* _Instrucciones de la tarea_:
Transcribe íntegro, sin alterar una sola palabra ni signo, el texto sobre el cine de James Gray que aparece a continuación.

LAS TINIEBLAS DEL ESPACIO.

“Es imposible transmitir la impresión que la vida produce en una época determinada de la propia existencia; lo que constituye su verdad, su significado, su sutil y penetrante esencia. Es imposible. Vivimos como soñamos… solos.”

Joseph Conrad

Lo primero que nos llama poderosamente la atención cuando uno se acerca a revisar la filmografía de James Gray (New York, EE.UU., 1969) es su peculiar mirada al relato humano que hace de sus personajes, siempre revestido por el policial, directa o indirectamente, situado emocionalmente en la familia, seno principal de los conflictos más profundos y complejos. En ese marco, el cine de Gray nos seduce con una exquisitez tanto narrativa como formal, echando mano de pocos personajes, eso sí de múltiples capas y puntos de vista, contado como si fuese un relato romántico, de aquellos bien contados, con un fascinante aspecto respecto a localidades y lugares envueltos en la bruma y en lo sombrío. Unos encuadres estudiados minuciosamente y llenos de detalles a nivel pictórico, en la que sus historias, íntimas y personales, nos sacuden emocionalmente, llevándonos por marcos llenos de desesperanza y sordidez, guiados por unas almas en continua batalla consigo mismas, y sobre todo, seres a la deriva, a la espera de un destino que les tienda una mano muy necesitada.

* _Contenido del conjunto_:

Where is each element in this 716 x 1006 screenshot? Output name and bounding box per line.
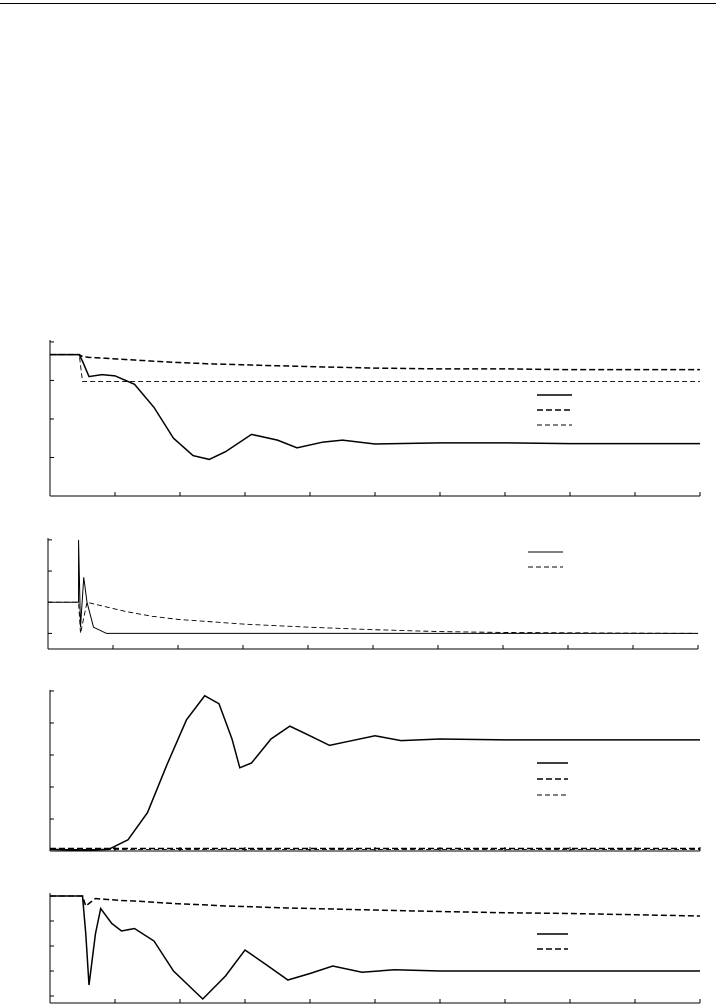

* _Respuesta del ejercicio_:
LAS TINIEBLAS DEL ESPACIO.

“Es imposible transmitir la impresión que la vida produce en una época determinada de la propia existencia; lo que constituye su verdad, su significado, su sutil y penetrante esencia. Es imposible. Vivimos como soñamos… solos.”

Joseph Conrad

Lo primero que nos llama poderosamente la atención cuando uno se acerca a revisar la filmografía de James Gray (New York, EE.UU., 1969) es su peculiar mirada al relato humano que hace de sus personajes, siempre revestido por el policial, directa o indirectamente, situado emocionalmente en la familia, seno principal de los conflictos más profundos y complejos. En ese marco, el cine de Gray nos seduce con una exquisitez tanto narrativa como formal, echando mano de pocos personajes, eso sí de múltiples capas y puntos de vista, contado como si fuese un relato romántico, de aquellos bien contados, con un fascinante aspecto respecto a localidades y lugares envueltos en la bruma y en lo sombrío. Unos encuadres estudiados minuciosamente y llenos de detalles a nivel pictórico, en la que sus historias, íntimas y personales, nos sacuden emocionalmente, llevándonos por marcos llenos de desesperanza y sordidez, guiados por unas almas en continua batalla consigo mismas, y sobre todo, seres a la deriva, a la espera de un destino que les tienda una mano muy necesitada.